* **PROBLEM REQUIREMENTS**: Note how many lines hold "image" and report that number by itself.

* **DATA TO USE**:
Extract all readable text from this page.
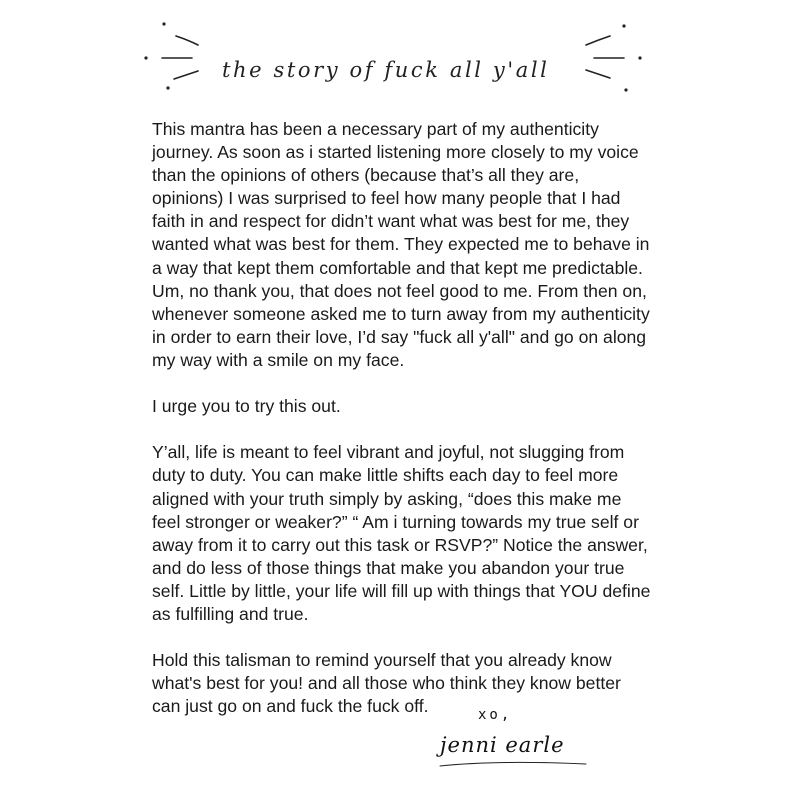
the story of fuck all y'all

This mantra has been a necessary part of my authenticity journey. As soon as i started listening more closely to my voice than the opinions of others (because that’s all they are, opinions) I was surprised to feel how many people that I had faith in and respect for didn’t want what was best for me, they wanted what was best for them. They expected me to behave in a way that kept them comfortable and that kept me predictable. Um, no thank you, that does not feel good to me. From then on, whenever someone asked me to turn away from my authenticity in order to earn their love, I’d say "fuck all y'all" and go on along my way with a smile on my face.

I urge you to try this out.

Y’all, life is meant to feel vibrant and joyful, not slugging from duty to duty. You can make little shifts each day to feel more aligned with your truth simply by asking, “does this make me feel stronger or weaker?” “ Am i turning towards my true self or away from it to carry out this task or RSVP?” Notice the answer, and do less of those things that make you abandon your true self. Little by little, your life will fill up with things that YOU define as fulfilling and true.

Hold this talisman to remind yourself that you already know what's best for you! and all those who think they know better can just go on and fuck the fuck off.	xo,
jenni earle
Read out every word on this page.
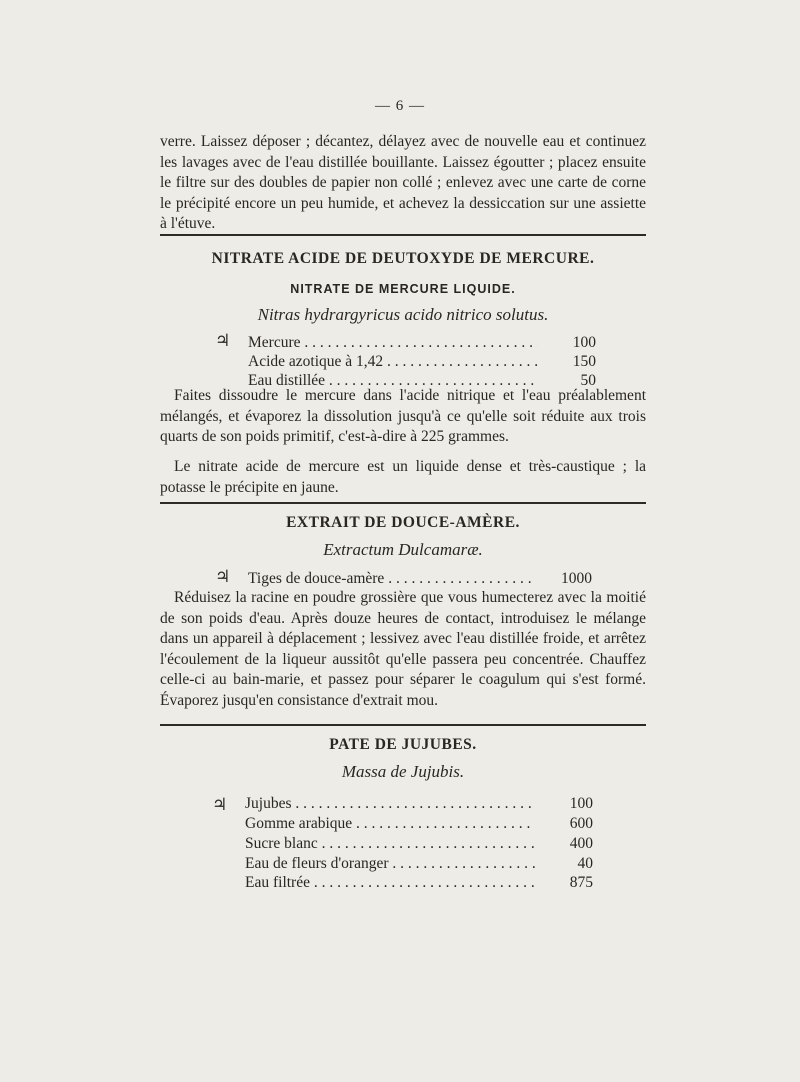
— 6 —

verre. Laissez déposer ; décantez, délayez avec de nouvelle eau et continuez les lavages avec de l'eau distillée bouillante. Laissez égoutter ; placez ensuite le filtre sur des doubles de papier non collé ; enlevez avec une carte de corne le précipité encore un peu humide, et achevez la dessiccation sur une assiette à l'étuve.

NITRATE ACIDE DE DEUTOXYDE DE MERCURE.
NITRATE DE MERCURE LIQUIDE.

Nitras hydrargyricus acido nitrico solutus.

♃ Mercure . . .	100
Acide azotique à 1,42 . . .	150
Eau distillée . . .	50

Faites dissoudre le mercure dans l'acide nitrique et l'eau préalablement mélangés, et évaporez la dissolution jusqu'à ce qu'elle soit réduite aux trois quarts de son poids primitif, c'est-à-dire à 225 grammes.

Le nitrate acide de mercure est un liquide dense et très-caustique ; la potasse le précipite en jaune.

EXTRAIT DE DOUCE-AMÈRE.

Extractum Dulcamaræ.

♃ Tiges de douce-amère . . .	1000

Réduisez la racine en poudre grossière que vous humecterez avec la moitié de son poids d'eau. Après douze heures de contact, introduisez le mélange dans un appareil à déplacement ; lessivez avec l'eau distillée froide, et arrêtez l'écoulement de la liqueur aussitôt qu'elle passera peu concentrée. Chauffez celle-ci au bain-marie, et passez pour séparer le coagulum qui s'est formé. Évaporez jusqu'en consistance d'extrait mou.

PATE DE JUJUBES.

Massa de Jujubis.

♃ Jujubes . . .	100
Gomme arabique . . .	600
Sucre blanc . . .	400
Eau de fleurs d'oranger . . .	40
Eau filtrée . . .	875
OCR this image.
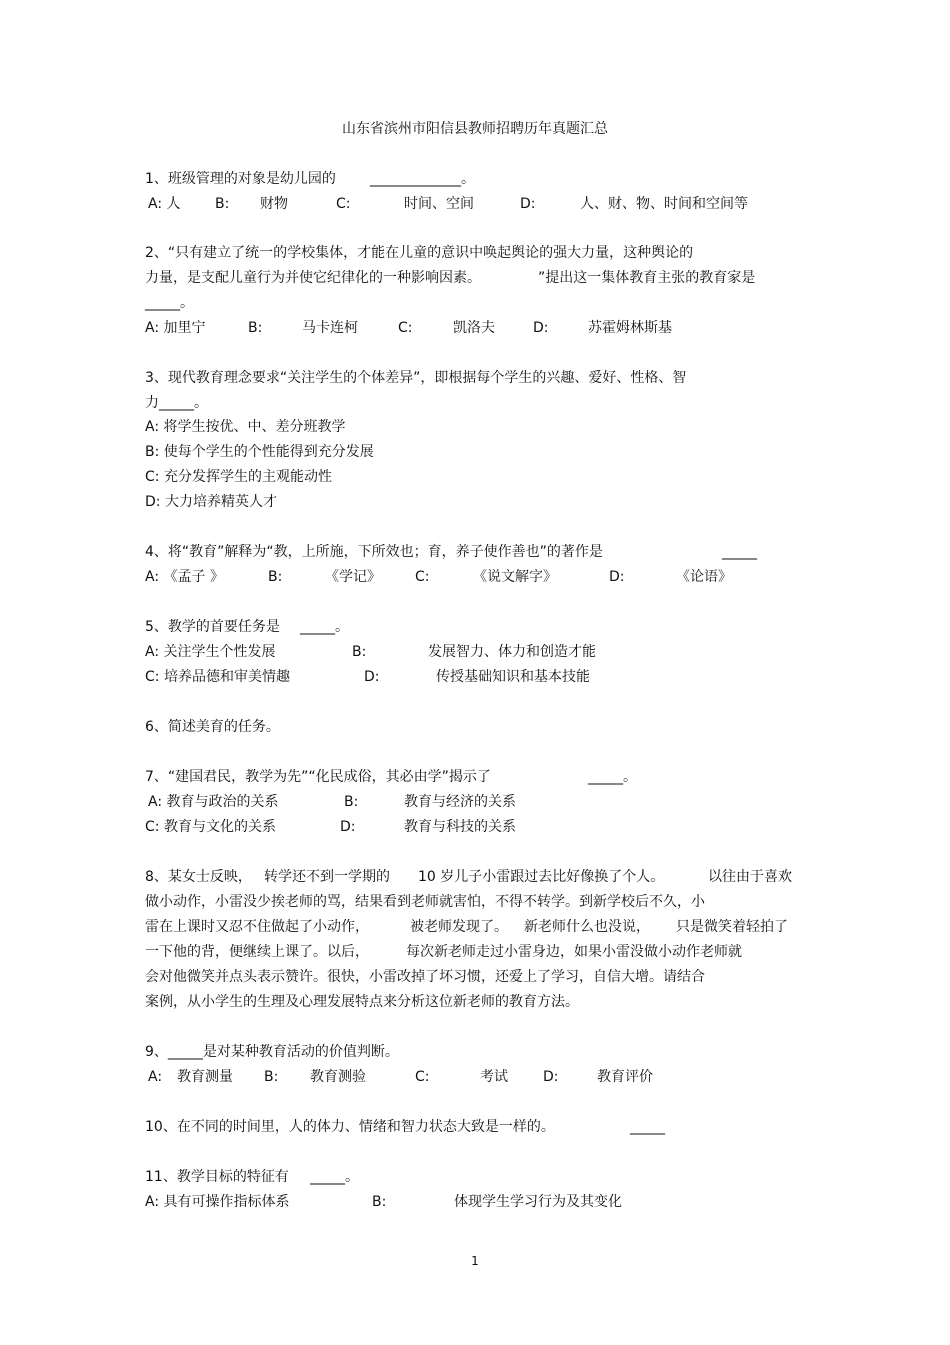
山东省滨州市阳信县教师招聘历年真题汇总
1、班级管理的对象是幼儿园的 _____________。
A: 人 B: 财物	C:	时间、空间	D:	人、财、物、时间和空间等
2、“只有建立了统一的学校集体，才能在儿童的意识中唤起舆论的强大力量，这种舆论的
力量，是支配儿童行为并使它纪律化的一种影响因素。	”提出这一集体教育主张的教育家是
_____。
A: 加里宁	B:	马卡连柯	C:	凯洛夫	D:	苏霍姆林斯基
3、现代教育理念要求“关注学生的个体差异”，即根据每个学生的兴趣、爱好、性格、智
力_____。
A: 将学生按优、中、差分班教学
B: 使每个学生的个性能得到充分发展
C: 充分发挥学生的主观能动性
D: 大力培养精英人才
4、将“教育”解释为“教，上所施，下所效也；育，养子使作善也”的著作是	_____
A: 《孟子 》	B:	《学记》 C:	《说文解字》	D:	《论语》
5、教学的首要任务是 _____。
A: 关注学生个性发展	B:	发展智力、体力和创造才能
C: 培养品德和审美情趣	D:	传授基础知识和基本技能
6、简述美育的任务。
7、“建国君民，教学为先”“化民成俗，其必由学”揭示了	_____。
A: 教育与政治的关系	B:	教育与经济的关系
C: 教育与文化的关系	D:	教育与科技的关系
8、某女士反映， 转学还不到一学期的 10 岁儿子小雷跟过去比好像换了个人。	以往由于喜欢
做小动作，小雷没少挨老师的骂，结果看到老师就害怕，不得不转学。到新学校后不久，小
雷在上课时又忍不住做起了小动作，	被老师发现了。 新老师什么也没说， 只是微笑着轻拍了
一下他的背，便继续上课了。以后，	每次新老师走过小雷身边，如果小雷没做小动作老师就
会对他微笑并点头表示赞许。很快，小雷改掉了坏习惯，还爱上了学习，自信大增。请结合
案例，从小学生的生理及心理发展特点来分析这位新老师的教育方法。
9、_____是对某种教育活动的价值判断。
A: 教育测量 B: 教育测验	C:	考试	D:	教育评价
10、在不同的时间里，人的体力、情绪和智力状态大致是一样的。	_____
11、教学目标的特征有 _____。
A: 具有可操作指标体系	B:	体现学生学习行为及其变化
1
---
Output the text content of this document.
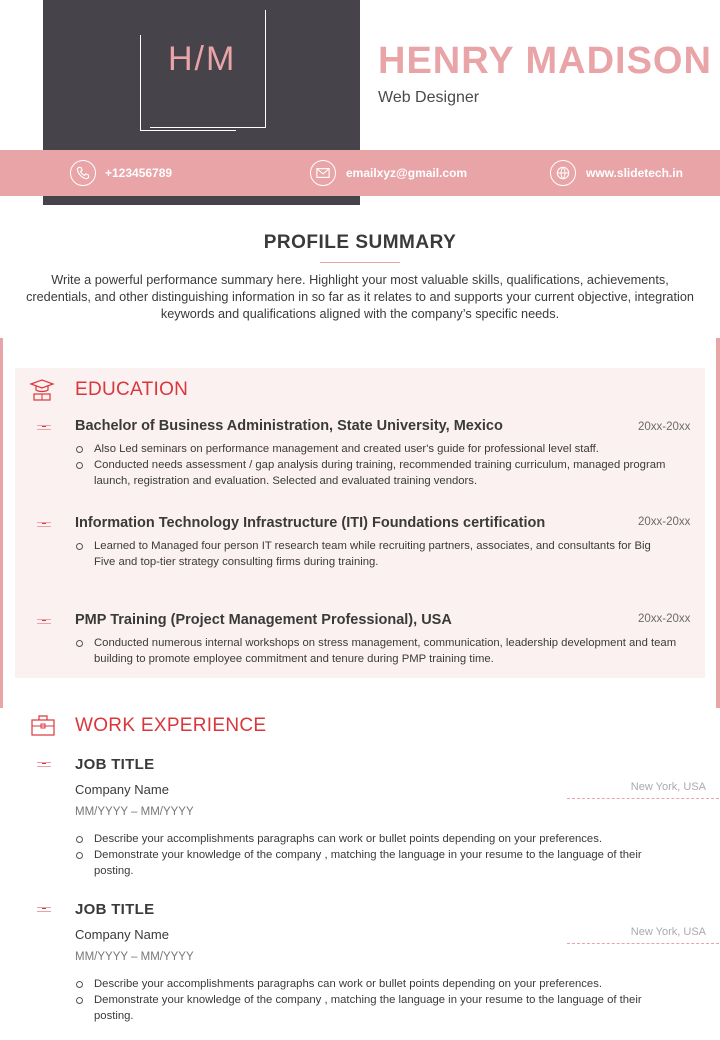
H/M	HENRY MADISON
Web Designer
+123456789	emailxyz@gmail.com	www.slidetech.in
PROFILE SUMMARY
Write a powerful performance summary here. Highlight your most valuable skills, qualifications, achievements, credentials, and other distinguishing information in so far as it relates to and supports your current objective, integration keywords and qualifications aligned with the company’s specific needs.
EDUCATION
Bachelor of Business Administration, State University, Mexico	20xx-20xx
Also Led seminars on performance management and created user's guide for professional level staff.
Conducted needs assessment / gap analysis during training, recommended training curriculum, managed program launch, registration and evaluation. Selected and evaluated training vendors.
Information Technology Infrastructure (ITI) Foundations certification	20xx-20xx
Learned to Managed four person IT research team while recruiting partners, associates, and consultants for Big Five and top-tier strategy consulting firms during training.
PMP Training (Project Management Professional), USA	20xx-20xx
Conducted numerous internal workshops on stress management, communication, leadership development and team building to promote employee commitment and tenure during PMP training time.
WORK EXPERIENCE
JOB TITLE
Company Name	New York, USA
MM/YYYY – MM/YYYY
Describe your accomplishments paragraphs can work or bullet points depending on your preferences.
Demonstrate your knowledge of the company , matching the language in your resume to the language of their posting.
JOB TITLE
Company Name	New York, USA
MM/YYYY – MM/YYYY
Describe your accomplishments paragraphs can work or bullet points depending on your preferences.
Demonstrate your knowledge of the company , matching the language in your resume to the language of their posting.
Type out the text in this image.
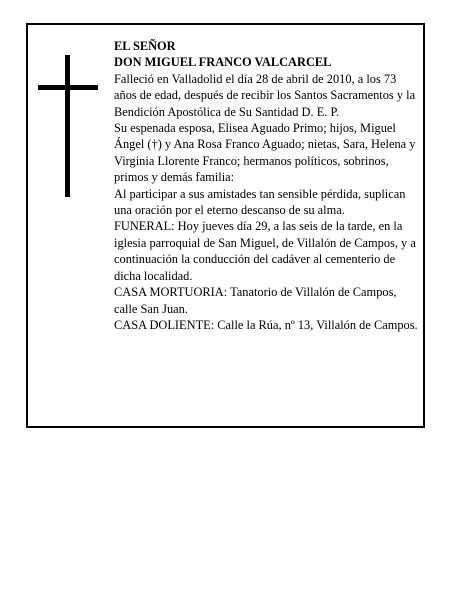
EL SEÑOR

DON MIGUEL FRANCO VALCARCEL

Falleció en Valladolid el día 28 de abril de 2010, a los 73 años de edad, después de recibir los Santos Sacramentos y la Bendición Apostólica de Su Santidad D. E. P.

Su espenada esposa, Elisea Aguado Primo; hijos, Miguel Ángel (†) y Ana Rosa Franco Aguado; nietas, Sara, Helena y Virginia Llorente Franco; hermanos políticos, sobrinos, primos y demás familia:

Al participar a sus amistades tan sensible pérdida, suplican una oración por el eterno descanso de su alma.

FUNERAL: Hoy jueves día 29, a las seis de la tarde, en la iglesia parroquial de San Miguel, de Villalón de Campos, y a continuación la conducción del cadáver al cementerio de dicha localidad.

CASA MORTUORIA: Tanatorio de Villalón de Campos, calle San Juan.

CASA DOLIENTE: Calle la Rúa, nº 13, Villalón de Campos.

* **ANSWER**: 2